>> Start SUPPLIED ENTRIES

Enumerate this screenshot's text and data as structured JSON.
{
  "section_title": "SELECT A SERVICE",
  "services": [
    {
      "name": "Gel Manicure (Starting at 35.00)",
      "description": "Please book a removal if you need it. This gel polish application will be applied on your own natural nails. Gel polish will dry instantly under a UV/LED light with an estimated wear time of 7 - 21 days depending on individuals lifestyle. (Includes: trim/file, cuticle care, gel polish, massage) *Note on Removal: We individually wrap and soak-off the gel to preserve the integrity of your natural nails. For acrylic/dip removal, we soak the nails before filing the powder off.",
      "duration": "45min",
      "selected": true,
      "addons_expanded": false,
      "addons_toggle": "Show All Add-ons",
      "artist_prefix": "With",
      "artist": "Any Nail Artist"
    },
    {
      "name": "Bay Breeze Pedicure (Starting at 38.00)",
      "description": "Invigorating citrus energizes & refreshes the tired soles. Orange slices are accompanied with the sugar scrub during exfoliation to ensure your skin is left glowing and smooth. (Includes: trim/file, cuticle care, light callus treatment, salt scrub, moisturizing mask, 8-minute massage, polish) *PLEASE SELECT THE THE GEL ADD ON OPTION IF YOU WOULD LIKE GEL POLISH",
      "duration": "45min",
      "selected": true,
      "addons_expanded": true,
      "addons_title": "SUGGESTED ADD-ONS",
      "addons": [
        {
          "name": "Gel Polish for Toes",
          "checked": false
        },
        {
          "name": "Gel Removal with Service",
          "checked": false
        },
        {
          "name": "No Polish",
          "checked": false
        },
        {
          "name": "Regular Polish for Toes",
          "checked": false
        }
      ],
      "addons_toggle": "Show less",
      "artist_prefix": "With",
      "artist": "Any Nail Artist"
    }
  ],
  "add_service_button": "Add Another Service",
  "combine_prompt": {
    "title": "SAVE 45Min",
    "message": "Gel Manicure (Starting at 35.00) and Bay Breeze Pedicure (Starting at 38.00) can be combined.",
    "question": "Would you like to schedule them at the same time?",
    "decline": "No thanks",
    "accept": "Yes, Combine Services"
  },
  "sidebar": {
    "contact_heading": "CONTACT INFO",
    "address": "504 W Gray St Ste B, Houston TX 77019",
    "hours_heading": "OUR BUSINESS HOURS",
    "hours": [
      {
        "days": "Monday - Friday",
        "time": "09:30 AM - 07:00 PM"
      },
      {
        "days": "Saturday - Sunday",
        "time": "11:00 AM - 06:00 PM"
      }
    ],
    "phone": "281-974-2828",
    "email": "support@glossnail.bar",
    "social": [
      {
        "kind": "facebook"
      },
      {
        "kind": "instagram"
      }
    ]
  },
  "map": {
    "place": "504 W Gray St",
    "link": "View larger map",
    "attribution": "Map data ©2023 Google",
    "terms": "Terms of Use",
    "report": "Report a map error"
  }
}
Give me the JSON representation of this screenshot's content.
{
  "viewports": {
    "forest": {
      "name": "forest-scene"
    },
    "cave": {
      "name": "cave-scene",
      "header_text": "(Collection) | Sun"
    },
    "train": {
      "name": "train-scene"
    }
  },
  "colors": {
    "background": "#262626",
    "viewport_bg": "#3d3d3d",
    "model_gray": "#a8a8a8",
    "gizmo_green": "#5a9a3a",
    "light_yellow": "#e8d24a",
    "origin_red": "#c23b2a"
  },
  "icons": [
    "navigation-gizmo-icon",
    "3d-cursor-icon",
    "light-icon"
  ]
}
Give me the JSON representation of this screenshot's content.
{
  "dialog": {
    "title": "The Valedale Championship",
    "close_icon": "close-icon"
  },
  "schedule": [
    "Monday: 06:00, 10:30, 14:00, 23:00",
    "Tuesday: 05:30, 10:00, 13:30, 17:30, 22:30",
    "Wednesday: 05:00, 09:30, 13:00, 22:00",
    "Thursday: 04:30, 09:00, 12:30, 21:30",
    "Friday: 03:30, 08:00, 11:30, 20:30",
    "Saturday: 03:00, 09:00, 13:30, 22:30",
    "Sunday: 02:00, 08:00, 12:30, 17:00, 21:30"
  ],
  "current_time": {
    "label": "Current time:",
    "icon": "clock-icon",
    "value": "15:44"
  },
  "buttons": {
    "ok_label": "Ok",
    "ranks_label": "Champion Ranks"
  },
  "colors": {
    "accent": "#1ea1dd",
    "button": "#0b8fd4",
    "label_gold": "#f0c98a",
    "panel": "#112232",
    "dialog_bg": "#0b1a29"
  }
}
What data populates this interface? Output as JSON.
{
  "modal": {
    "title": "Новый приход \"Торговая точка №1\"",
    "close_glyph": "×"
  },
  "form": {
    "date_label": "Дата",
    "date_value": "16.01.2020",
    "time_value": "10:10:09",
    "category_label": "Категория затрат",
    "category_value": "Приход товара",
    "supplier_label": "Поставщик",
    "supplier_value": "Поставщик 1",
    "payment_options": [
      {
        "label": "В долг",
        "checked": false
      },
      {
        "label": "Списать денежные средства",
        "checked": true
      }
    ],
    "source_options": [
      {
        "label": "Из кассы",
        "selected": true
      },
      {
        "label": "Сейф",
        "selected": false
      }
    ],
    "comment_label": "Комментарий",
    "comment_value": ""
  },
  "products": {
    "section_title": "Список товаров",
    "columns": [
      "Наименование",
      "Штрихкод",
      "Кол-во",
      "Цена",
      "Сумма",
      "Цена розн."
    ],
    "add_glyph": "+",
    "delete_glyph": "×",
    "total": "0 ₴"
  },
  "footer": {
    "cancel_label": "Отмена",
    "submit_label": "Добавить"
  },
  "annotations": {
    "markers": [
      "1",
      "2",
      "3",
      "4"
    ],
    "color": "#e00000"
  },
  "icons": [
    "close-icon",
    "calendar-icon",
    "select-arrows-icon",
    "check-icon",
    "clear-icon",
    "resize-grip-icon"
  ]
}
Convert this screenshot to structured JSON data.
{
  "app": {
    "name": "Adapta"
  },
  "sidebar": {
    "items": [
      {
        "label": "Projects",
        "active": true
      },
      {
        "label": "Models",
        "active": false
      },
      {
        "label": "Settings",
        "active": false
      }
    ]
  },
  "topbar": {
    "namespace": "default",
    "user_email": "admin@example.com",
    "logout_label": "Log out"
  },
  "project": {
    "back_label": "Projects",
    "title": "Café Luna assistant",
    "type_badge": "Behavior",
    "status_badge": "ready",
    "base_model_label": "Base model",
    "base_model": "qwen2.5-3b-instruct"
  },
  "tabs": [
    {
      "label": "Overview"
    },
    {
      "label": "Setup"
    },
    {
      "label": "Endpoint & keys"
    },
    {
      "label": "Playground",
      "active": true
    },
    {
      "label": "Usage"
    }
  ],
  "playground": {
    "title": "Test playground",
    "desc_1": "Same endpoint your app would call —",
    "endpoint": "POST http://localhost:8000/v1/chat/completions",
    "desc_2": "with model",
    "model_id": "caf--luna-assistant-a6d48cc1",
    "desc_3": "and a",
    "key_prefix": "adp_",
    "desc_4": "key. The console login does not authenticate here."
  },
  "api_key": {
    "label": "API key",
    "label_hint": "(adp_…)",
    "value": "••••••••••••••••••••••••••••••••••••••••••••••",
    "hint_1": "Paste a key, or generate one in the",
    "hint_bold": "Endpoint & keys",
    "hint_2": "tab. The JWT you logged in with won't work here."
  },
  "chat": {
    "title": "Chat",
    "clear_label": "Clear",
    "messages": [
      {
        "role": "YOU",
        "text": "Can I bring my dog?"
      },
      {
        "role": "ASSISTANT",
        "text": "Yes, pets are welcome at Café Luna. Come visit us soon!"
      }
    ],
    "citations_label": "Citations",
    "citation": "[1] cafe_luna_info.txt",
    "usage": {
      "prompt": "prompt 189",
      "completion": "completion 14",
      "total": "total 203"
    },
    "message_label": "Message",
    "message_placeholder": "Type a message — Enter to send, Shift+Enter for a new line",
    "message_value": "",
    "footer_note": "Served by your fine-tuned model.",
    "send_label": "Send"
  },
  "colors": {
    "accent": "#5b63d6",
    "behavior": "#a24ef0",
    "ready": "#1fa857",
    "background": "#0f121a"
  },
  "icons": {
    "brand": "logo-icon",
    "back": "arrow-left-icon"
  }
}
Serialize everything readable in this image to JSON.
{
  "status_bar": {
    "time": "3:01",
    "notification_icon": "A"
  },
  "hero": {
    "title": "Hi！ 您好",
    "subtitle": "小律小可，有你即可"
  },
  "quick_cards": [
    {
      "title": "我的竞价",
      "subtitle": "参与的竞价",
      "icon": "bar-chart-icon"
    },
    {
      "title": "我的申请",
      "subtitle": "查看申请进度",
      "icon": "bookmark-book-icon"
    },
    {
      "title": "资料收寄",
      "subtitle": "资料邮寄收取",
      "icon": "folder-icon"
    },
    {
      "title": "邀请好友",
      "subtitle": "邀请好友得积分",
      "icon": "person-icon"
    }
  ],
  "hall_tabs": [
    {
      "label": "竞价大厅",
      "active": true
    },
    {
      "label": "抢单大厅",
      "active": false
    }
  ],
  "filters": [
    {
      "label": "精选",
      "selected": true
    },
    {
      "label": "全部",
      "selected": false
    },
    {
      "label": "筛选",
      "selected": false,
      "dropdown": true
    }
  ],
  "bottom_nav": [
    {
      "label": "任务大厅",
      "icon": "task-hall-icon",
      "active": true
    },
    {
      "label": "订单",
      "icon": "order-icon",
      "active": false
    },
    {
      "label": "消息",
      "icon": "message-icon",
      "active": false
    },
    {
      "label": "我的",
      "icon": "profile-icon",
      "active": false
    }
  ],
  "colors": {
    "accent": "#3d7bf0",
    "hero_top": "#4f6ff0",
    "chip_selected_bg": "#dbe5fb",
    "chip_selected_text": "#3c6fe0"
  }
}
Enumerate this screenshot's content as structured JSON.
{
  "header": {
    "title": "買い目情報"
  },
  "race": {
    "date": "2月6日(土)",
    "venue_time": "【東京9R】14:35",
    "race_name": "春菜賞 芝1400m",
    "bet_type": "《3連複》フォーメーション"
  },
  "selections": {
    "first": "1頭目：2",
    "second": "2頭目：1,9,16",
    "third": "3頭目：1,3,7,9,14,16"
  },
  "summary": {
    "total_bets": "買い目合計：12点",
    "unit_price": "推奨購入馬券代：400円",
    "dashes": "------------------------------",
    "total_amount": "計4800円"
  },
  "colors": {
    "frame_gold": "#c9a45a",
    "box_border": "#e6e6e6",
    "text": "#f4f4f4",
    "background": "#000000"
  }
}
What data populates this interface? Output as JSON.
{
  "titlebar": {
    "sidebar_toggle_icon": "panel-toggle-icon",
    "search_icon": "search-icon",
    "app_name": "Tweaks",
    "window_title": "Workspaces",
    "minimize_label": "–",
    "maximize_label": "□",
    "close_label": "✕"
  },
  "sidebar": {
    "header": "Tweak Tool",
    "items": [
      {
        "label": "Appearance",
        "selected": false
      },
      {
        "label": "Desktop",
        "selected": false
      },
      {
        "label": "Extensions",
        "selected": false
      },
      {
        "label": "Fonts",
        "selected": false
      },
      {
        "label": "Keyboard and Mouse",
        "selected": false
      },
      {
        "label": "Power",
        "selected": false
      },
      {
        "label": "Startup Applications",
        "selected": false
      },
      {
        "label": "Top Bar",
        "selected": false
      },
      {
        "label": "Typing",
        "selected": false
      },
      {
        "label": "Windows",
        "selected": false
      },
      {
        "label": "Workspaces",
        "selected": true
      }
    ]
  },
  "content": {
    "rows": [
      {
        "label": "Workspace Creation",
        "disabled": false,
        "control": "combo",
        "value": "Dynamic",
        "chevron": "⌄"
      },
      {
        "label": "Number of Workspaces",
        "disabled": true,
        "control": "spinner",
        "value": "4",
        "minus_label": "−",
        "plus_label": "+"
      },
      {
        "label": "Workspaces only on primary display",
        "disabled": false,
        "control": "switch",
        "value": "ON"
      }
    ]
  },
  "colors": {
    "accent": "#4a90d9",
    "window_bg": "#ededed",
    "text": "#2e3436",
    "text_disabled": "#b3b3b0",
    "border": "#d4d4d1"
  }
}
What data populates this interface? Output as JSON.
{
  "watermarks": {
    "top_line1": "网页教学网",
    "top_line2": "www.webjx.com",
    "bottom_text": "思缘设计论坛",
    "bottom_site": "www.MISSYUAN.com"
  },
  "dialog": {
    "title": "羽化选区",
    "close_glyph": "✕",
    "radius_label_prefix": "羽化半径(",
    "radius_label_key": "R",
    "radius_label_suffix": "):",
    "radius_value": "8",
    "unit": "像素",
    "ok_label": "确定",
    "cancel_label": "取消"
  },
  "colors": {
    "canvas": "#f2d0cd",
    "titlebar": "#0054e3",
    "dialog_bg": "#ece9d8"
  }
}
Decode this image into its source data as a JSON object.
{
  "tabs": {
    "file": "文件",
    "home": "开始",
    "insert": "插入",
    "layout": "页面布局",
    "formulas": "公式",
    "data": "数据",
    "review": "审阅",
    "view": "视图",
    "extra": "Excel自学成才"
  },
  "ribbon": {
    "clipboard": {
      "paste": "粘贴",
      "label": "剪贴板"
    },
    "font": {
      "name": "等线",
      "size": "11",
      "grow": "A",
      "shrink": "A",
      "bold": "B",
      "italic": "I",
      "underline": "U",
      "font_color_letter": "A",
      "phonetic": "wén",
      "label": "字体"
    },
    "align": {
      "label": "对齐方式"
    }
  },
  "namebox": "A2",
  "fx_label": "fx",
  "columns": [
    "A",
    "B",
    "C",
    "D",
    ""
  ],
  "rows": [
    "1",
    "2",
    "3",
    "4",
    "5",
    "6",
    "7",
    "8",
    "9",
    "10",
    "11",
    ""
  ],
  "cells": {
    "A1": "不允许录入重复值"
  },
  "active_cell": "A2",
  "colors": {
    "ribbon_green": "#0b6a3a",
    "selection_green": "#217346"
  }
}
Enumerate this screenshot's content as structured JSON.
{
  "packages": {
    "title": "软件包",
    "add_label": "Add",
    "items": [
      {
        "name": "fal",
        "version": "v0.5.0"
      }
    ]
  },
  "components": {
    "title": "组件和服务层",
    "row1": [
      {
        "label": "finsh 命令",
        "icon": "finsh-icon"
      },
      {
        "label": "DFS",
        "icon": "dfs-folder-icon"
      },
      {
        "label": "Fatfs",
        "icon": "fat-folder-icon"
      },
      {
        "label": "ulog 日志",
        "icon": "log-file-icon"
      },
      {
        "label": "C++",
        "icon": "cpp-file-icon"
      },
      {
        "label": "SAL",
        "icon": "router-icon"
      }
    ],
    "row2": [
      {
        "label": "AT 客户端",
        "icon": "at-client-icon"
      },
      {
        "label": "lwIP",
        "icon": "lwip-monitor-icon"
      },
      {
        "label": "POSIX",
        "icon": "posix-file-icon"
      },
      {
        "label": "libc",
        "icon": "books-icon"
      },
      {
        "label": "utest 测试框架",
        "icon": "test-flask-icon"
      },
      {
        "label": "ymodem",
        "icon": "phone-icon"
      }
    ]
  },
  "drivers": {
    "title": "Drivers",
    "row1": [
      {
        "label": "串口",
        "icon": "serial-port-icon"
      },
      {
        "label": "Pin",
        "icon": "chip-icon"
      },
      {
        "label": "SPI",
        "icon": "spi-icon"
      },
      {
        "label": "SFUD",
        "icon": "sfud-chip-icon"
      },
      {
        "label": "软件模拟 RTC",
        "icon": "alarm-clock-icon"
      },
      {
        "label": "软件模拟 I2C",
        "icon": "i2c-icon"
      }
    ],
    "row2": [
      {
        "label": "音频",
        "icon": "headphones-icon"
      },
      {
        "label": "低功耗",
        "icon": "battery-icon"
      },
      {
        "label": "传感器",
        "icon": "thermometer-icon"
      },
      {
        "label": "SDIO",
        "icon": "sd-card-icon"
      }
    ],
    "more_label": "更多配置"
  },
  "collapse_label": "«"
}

>> End SUPPLIED ENTRIES

Pull every line containing the word "clock" out of the material and copy it.

RESPONSE:
    "icon": "clock-icon",
        "icon": "alarm-clock-icon"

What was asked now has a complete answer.